PROBLEM
Give the material once more, word for word, without any images.

RECORD EXCERPTS

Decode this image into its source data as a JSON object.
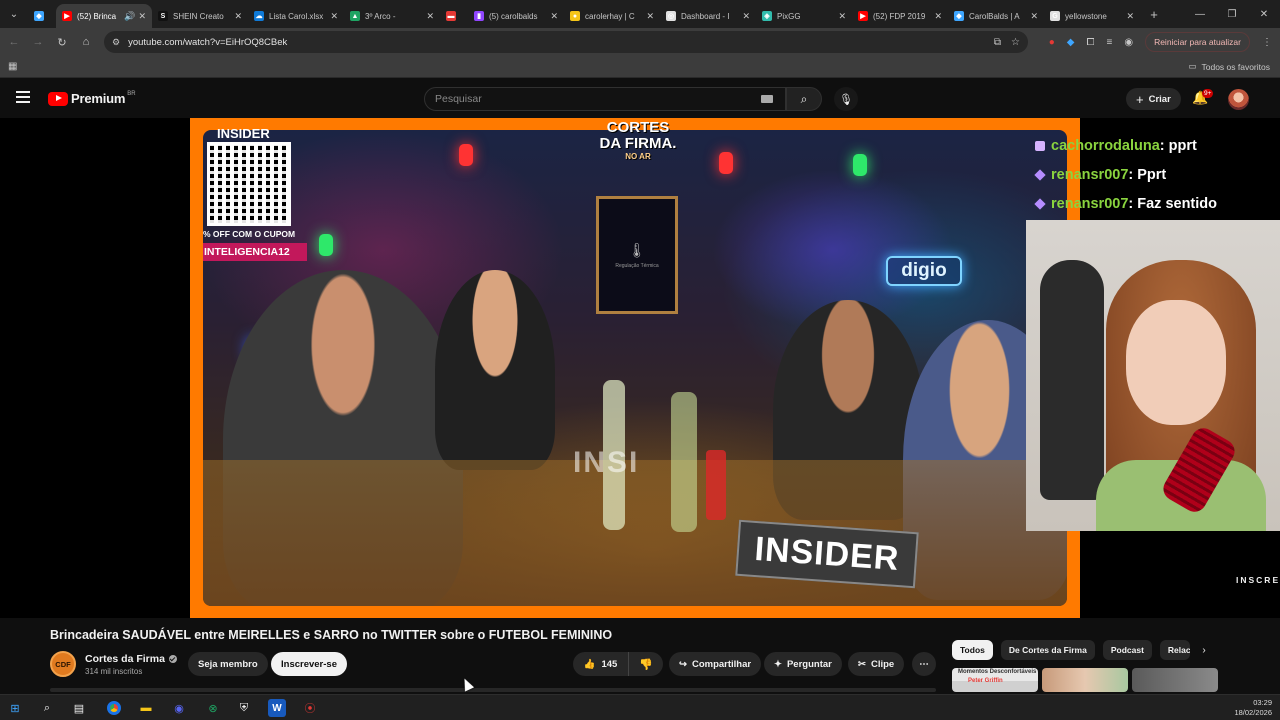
{
  "browser": {
    "tabs": [
      {
        "title": "",
        "color": "#3ea6ff",
        "glyph": "◆"
      },
      {
        "title": "(52) Brinca",
        "color": "#ff0000",
        "glyph": "▶",
        "active": true
      },
      {
        "title": "SHEIN Creato",
        "color": "#111111",
        "glyph": "S"
      },
      {
        "title": "Lista Carol.xlsx",
        "color": "#0f7ad8",
        "glyph": "☁"
      },
      {
        "title": "3º Arco -",
        "color": "#1fa463",
        "glyph": "▲"
      },
      {
        "title": "",
        "color": "#e53935",
        "glyph": "▬"
      },
      {
        "title": "(5) carolbalds",
        "color": "#9146ff",
        "glyph": "▮"
      },
      {
        "title": "carolerhay | C",
        "color": "#f5c518",
        "glyph": "●"
      },
      {
        "title": "Dashboard - I",
        "color": "#e0e0e0",
        "glyph": "◎"
      },
      {
        "title": "PixGG",
        "color": "#32bcad",
        "glyph": "◈"
      },
      {
        "title": "(52) FDP 2019",
        "color": "#ff0000",
        "glyph": "▶"
      },
      {
        "title": "CarolBalds | A",
        "color": "#3ea6ff",
        "glyph": "◆"
      },
      {
        "title": "yellowstone",
        "color": "#e0e0e0",
        "glyph": "G"
      }
    ],
    "url": "youtube.com/watch?v=EiHrOQ8CBek",
    "restart_label": "Reiniciar para atualizar",
    "bookmarks_all": "Todos os favoritos"
  },
  "youtube": {
    "brand": "Premium",
    "country": "BR",
    "search_placeholder": "Pesquisar",
    "create_label": "Criar",
    "notifications": "9+"
  },
  "video": {
    "qr_top": "INSIDER",
    "promo_off": "% OFF COM O CUPOM",
    "promo_coupon": "INTELIGENCIA12",
    "show_logo_line1": "CORTES",
    "show_logo_line2": "DA FIRMA.",
    "show_logo_line3": "NO AR",
    "screen_label": "Regulação Térmica",
    "sponsor": "digio",
    "sign": "INSIDER",
    "glass_text": "INSI",
    "subscribe_watermark": "INSCREVER",
    "chat": [
      {
        "user": "cachorrodaluna",
        "msg": " : pprt",
        "user_color": "#8ad43f"
      },
      {
        "user": "renansr007",
        "msg": " : Pprt",
        "user_color": "#8ad43f"
      },
      {
        "user": "renansr007",
        "msg": " : Faz sentido",
        "user_color": "#8ad43f"
      }
    ]
  },
  "watch": {
    "title": "Brincadeira SAUDÁVEL entre MEIRELLES e SARRO no TWITTER sobre o FUTEBOL FEMININO",
    "channel_initials": "CDF",
    "channel": "Cortes da Firma",
    "subscribers": "314 mil inscritos",
    "join_label": "Seja membro",
    "subscribe_label": "Inscrever-se",
    "likes": "145",
    "share_label": "Compartilhar",
    "ask_label": "Perguntar",
    "clip_label": "Clipe",
    "chips": [
      "Todos",
      "De Cortes da Firma",
      "Podcast",
      "Relacionados"
    ],
    "thumb1_line1": "Momentos Desconfortáveis",
    "thumb1_line2": "Peter Griffin"
  },
  "system": {
    "time": "03:29",
    "date": "18/02/2026"
  }
}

TASK RESULT
Decode this image into its source data as a JSON object.
{
  "browser": {
    "tabs": [
      {
        "title": "",
        "color": "#3ea6ff",
        "glyph": "◆"
      },
      {
        "title": "(52) Brinca",
        "color": "#ff0000",
        "glyph": "▶",
        "active": true
      },
      {
        "title": "SHEIN Creato",
        "color": "#111111",
        "glyph": "S"
      },
      {
        "title": "Lista Carol.xlsx",
        "color": "#0f7ad8",
        "glyph": "☁"
      },
      {
        "title": "3º Arco -",
        "color": "#1fa463",
        "glyph": "▲"
      },
      {
        "title": "",
        "color": "#e53935",
        "glyph": "▬"
      },
      {
        "title": "(5) carolbalds",
        "color": "#9146ff",
        "glyph": "▮"
      },
      {
        "title": "carolerhay | C",
        "color": "#f5c518",
        "glyph": "●"
      },
      {
        "title": "Dashboard - I",
        "color": "#e0e0e0",
        "glyph": "◎"
      },
      {
        "title": "PixGG",
        "color": "#32bcad",
        "glyph": "◈"
      },
      {
        "title": "(52) FDP 2019",
        "color": "#ff0000",
        "glyph": "▶"
      },
      {
        "title": "CarolBalds | A",
        "color": "#3ea6ff",
        "glyph": "◆"
      },
      {
        "title": "yellowstone",
        "color": "#e0e0e0",
        "glyph": "G"
      }
    ],
    "url": "youtube.com/watch?v=EiHrOQ8CBek",
    "restart_label": "Reiniciar para atualizar",
    "bookmarks_all": "Todos os favoritos"
  },
  "youtube": {
    "brand": "Premium",
    "country": "BR",
    "search_placeholder": "Pesquisar",
    "create_label": "Criar",
    "notifications": "9+"
  },
  "video": {
    "qr_top": "INSIDER",
    "promo_off": "% OFF COM O CUPOM",
    "promo_coupon": "INTELIGENCIA12",
    "show_logo_line1": "CORTES",
    "show_logo_line2": "DA FIRMA.",
    "show_logo_line3": "NO AR",
    "screen_label": "Regulação Térmica",
    "sponsor": "digio",
    "sign": "INSIDER",
    "glass_text": "INSI",
    "subscribe_watermark": "INSCREVER",
    "chat": [
      {
        "user": "cachorrodaluna",
        "msg": " : pprt",
        "user_color": "#8ad43f"
      },
      {
        "user": "renansr007",
        "msg": " : Pprt",
        "user_color": "#8ad43f"
      },
      {
        "user": "renansr007",
        "msg": " : Faz sentido",
        "user_color": "#8ad43f"
      }
    ]
  },
  "watch": {
    "title": "Brincadeira SAUDÁVEL entre MEIRELLES e SARRO no TWITTER sobre o FUTEBOL FEMININO",
    "channel_initials": "CDF",
    "channel": "Cortes da Firma",
    "subscribers": "314 mil inscritos",
    "join_label": "Seja membro",
    "subscribe_label": "Inscrever-se",
    "likes": "145",
    "share_label": "Compartilhar",
    "ask_label": "Perguntar",
    "clip_label": "Clipe",
    "chips": [
      "Todos",
      "De Cortes da Firma",
      "Podcast",
      "Relacionados"
    ],
    "thumb1_line1": "Momentos Desconfortáveis",
    "thumb1_line2": "Peter Griffin"
  },
  "system": {
    "time": "03:29",
    "date": "18/02/2026"
  }
}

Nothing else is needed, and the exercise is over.